» **Material to process**:
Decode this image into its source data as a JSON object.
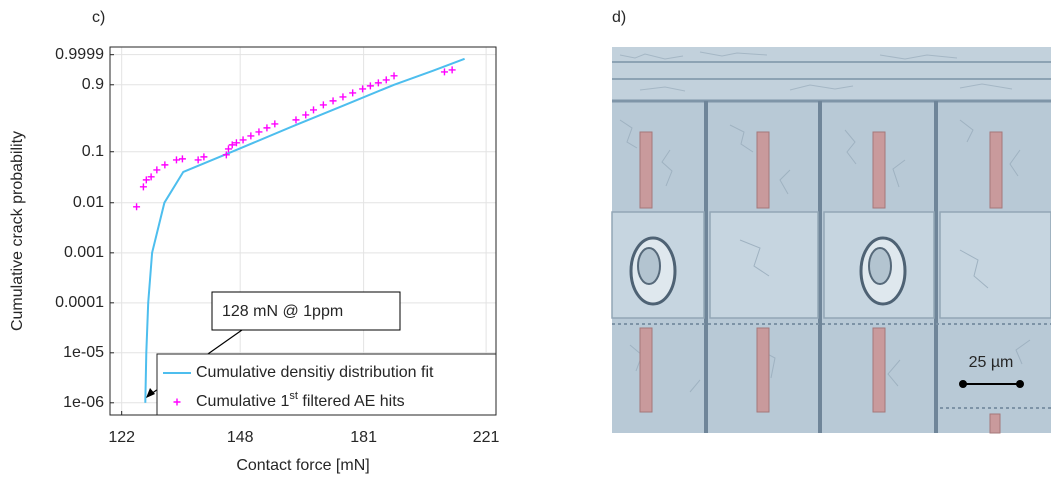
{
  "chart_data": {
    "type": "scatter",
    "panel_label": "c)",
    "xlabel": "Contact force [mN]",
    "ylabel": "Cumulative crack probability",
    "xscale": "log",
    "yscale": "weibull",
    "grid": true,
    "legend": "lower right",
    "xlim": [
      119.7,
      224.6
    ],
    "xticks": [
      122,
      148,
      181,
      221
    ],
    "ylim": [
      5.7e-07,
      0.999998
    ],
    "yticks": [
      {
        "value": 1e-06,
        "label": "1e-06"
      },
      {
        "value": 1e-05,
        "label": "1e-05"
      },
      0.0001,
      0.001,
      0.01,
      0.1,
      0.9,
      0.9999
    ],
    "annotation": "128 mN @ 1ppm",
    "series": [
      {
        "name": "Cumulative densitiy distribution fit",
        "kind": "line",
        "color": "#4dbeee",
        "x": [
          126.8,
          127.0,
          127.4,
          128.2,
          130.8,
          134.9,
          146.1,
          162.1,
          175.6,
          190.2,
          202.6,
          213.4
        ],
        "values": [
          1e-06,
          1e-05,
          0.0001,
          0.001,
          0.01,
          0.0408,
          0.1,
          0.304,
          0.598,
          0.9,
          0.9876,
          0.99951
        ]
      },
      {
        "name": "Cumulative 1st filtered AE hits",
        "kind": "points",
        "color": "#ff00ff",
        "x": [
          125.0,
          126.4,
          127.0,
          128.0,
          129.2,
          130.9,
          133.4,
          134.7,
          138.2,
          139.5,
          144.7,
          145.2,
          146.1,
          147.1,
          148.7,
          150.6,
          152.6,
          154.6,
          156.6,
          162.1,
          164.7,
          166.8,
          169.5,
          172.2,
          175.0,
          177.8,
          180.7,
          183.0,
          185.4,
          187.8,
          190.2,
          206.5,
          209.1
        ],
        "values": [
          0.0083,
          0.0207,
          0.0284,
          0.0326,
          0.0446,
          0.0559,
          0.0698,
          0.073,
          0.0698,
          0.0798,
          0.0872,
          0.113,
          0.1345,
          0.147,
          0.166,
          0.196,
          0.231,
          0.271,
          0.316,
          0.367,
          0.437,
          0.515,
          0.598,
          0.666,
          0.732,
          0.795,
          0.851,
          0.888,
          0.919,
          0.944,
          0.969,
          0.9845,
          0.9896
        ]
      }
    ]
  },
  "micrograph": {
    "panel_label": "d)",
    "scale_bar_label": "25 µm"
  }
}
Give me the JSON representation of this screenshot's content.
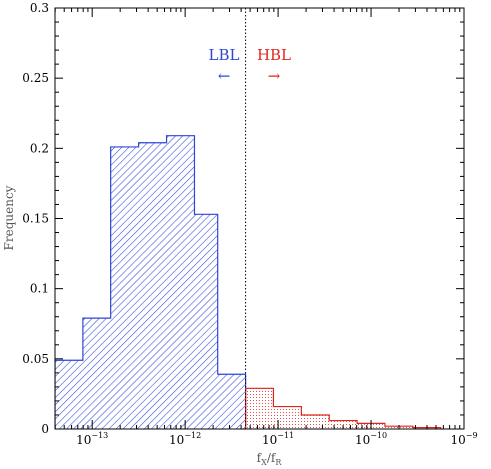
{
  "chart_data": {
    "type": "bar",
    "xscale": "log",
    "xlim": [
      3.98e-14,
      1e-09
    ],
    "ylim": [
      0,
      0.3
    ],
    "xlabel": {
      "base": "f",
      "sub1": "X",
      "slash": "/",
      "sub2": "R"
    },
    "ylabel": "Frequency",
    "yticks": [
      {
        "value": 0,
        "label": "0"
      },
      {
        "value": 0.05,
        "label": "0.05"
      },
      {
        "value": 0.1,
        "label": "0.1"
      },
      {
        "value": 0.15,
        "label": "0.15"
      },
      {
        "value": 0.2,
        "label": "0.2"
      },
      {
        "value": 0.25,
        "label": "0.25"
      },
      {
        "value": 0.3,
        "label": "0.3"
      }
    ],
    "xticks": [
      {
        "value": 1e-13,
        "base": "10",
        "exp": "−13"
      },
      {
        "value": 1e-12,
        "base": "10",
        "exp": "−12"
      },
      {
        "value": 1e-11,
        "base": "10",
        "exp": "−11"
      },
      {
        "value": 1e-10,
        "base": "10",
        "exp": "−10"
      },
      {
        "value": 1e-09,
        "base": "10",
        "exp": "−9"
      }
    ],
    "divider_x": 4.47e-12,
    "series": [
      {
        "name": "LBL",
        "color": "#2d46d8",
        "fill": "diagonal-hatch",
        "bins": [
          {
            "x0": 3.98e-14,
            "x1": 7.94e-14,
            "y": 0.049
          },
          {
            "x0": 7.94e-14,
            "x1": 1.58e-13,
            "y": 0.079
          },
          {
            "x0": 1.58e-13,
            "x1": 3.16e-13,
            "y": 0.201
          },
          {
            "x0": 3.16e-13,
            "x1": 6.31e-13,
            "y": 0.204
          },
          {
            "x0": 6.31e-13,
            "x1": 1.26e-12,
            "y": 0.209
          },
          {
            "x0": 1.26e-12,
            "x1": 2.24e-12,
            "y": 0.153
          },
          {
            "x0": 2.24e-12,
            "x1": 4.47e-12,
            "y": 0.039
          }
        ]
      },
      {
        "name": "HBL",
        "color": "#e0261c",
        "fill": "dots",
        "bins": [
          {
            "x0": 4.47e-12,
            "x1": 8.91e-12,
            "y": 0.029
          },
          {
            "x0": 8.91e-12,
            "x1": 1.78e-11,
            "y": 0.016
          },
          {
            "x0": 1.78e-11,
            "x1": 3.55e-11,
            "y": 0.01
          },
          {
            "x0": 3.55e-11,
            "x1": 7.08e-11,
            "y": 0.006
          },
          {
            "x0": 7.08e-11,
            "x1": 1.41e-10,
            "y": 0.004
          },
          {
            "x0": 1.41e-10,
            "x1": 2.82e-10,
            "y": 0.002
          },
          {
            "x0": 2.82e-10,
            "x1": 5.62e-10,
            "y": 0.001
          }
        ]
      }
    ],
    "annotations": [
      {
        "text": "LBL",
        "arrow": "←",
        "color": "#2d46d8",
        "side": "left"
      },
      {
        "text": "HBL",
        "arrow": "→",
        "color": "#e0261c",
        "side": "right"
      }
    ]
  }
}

» **Your goal**: Give back the entries verbatim. Do not include any picture.

» **Full solution**:
Decode this image into its source data as a JSON object.
{
  "chart_data": {
    "type": "scatter",
    "panel_label": "c)",
    "xlabel": "Contact force [mN]",
    "ylabel": "Cumulative crack probability",
    "xscale": "log",
    "yscale": "weibull",
    "grid": true,
    "legend": "lower right",
    "xlim": [
      119.7,
      224.6
    ],
    "xticks": [
      122,
      148,
      181,
      221
    ],
    "ylim": [
      5.7e-07,
      0.999998
    ],
    "yticks": [
      {
        "value": 1e-06,
        "label": "1e-06"
      },
      {
        "value": 1e-05,
        "label": "1e-05"
      },
      0.0001,
      0.001,
      0.01,
      0.1,
      0.9,
      0.9999
    ],
    "annotation": "128 mN @ 1ppm",
    "series": [
      {
        "name": "Cumulative densitiy distribution fit",
        "kind": "line",
        "color": "#4dbeee",
        "x": [
          126.8,
          127.0,
          127.4,
          128.2,
          130.8,
          134.9,
          146.1,
          162.1,
          175.6,
          190.2,
          202.6,
          213.4
        ],
        "values": [
          1e-06,
          1e-05,
          0.0001,
          0.001,
          0.01,
          0.0408,
          0.1,
          0.304,
          0.598,
          0.9,
          0.9876,
          0.99951
        ]
      },
      {
        "name": "Cumulative 1st filtered AE hits",
        "kind": "points",
        "color": "#ff00ff",
        "x": [
          125.0,
          126.4,
          127.0,
          128.0,
          129.2,
          130.9,
          133.4,
          134.7,
          138.2,
          139.5,
          144.7,
          145.2,
          146.1,
          147.1,
          148.7,
          150.6,
          152.6,
          154.6,
          156.6,
          162.1,
          164.7,
          166.8,
          169.5,
          172.2,
          175.0,
          177.8,
          180.7,
          183.0,
          185.4,
          187.8,
          190.2,
          206.5,
          209.1
        ],
        "values": [
          0.0083,
          0.0207,
          0.0284,
          0.0326,
          0.0446,
          0.0559,
          0.0698,
          0.073,
          0.0698,
          0.0798,
          0.0872,
          0.113,
          0.1345,
          0.147,
          0.166,
          0.196,
          0.231,
          0.271,
          0.316,
          0.367,
          0.437,
          0.515,
          0.598,
          0.666,
          0.732,
          0.795,
          0.851,
          0.888,
          0.919,
          0.944,
          0.969,
          0.9845,
          0.9896
        ]
      }
    ]
  },
  "micrograph": {
    "panel_label": "d)",
    "scale_bar_label": "25 µm"
  }
}
Give me the JSON representation of this screenshot's content.
{
  "chart_data": {
    "type": "bar",
    "xscale": "log",
    "xlim": [
      3.98e-14,
      1e-09
    ],
    "ylim": [
      0,
      0.3
    ],
    "xlabel": {
      "base": "f",
      "sub1": "X",
      "slash": "/",
      "sub2": "R"
    },
    "ylabel": "Frequency",
    "yticks": [
      {
        "value": 0,
        "label": "0"
      },
      {
        "value": 0.05,
        "label": "0.05"
      },
      {
        "value": 0.1,
        "label": "0.1"
      },
      {
        "value": 0.15,
        "label": "0.15"
      },
      {
        "value": 0.2,
        "label": "0.2"
      },
      {
        "value": 0.25,
        "label": "0.25"
      },
      {
        "value": 0.3,
        "label": "0.3"
      }
    ],
    "xticks": [
      {
        "value": 1e-13,
        "base": "10",
        "exp": "−13"
      },
      {
        "value": 1e-12,
        "base": "10",
        "exp": "−12"
      },
      {
        "value": 1e-11,
        "base": "10",
        "exp": "−11"
      },
      {
        "value": 1e-10,
        "base": "10",
        "exp": "−10"
      },
      {
        "value": 1e-09,
        "base": "10",
        "exp": "−9"
      }
    ],
    "divider_x": 4.47e-12,
    "series": [
      {
        "name": "LBL",
        "color": "#2d46d8",
        "fill": "diagonal-hatch",
        "bins": [
          {
            "x0": 3.98e-14,
            "x1": 7.94e-14,
            "y": 0.049
          },
          {
            "x0": 7.94e-14,
            "x1": 1.58e-13,
            "y": 0.079
          },
          {
            "x0": 1.58e-13,
            "x1": 3.16e-13,
            "y": 0.201
          },
          {
            "x0": 3.16e-13,
            "x1": 6.31e-13,
            "y": 0.204
          },
          {
            "x0": 6.31e-13,
            "x1": 1.26e-12,
            "y": 0.209
          },
          {
            "x0": 1.26e-12,
            "x1": 2.24e-12,
            "y": 0.153
          },
          {
            "x0": 2.24e-12,
            "x1": 4.47e-12,
            "y": 0.039
          }
        ]
      },
      {
        "name": "HBL",
        "color": "#e0261c",
        "fill": "dots",
        "bins": [
          {
            "x0": 4.47e-12,
            "x1": 8.91e-12,
            "y": 0.029
          },
          {
            "x0": 8.91e-12,
            "x1": 1.78e-11,
            "y": 0.016
          },
          {
            "x0": 1.78e-11,
            "x1": 3.55e-11,
            "y": 0.01
          },
          {
            "x0": 3.55e-11,
            "x1": 7.08e-11,
            "y": 0.006
          },
          {
            "x0": 7.08e-11,
            "x1": 1.41e-10,
            "y": 0.004
          },
          {
            "x0": 1.41e-10,
            "x1": 2.82e-10,
            "y": 0.002
          },
          {
            "x0": 2.82e-10,
            "x1": 5.62e-10,
            "y": 0.001
          }
        ]
      }
    ],
    "annotations": [
      {
        "text": "LBL",
        "arrow": "←",
        "color": "#2d46d8",
        "side": "left"
      },
      {
        "text": "HBL",
        "arrow": "→",
        "color": "#e0261c",
        "side": "right"
      }
    ]
  }
}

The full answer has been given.